### Description of the task:
Return all of the lines below exactly as they are.

### Stored items from a collection:
######

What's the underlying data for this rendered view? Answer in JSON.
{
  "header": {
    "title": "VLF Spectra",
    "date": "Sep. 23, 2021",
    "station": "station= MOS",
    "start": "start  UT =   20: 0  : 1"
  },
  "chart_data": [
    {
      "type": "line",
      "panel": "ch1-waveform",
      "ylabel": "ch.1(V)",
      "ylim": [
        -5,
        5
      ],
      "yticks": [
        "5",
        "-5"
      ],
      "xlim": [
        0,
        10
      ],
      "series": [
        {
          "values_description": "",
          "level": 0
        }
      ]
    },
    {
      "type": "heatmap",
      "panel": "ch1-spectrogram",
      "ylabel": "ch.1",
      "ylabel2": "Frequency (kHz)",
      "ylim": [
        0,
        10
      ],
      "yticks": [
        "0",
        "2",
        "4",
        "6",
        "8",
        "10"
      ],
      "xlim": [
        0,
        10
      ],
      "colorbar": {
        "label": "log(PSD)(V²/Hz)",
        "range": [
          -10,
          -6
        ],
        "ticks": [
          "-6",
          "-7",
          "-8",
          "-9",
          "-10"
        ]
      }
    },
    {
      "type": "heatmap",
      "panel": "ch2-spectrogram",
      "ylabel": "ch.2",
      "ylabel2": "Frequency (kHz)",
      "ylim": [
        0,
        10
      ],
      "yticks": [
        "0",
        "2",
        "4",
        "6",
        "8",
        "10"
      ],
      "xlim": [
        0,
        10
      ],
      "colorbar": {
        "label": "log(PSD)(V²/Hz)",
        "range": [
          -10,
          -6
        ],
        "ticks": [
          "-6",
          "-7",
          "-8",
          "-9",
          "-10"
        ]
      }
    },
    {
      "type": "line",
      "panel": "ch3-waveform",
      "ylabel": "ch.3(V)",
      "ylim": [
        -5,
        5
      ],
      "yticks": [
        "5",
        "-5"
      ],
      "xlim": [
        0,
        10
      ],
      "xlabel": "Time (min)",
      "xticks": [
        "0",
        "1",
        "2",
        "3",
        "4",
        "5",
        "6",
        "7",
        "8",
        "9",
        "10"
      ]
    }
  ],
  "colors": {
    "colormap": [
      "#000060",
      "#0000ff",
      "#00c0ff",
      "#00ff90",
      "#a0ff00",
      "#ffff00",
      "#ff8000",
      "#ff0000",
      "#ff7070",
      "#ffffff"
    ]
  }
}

######

### Result for this exercise:
What's the underlying data for this rendered view? Answer in JSON.
{
  "header": {
    "title": "VLF Spectra",
    "date": "Sep. 23, 2021",
    "station": "station= MOS",
    "start": "start  UT =   20: 0  : 1"
  },
  "chart_data": [
    {
      "type": "line",
      "panel": "ch1-waveform",
      "ylabel": "ch.1(V)",
      "ylim": [
        -5,
        5
      ],
      "yticks": [
        "5",
        "-5"
      ],
      "xlim": [
        0,
        10
      ],
      "series": [
        {
          "values_description": "",
          "level": 0
        }
      ]
    },
    {
      "type": "heatmap",
      "panel": "ch1-spectrogram",
      "ylabel": "ch.1",
      "ylabel2": "Frequency (kHz)",
      "ylim": [
        0,
        10
      ],
      "yticks": [
        "0",
        "2",
        "4",
        "6",
        "8",
        "10"
      ],
      "xlim": [
        0,
        10
      ],
      "colorbar": {
        "label": "log(PSD)(V²/Hz)",
        "range": [
          -10,
          -6
        ],
        "ticks": [
          "-6",
          "-7",
          "-8",
          "-9",
          "-10"
        ]
      }
    },
    {
      "type": "heatmap",
      "panel": "ch2-spectrogram",
      "ylabel": "ch.2",
      "ylabel2": "Frequency (kHz)",
      "ylim": [
        0,
        10
      ],
      "yticks": [
        "0",
        "2",
        "4",
        "6",
        "8",
        "10"
      ],
      "xlim": [
        0,
        10
      ],
      "colorbar": {
        "label": "log(PSD)(V²/Hz)",
        "range": [
          -10,
          -6
        ],
        "ticks": [
          "-6",
          "-7",
          "-8",
          "-9",
          "-10"
        ]
      }
    },
    {
      "type": "line",
      "panel": "ch3-waveform",
      "ylabel": "ch.3(V)",
      "ylim": [
        -5,
        5
      ],
      "yticks": [
        "5",
        "-5"
      ],
      "xlim": [
        0,
        10
      ],
      "xlabel": "Time (min)",
      "xticks": [
        "0",
        "1",
        "2",
        "3",
        "4",
        "5",
        "6",
        "7",
        "8",
        "9",
        "10"
      ]
    }
  ],
  "colors": {
    "colormap": [
      "#000060",
      "#0000ff",
      "#00c0ff",
      "#00ff90",
      "#a0ff00",
      "#ffff00",
      "#ff8000",
      "#ff0000",
      "#ff7070",
      "#ffffff"
    ]
  }
}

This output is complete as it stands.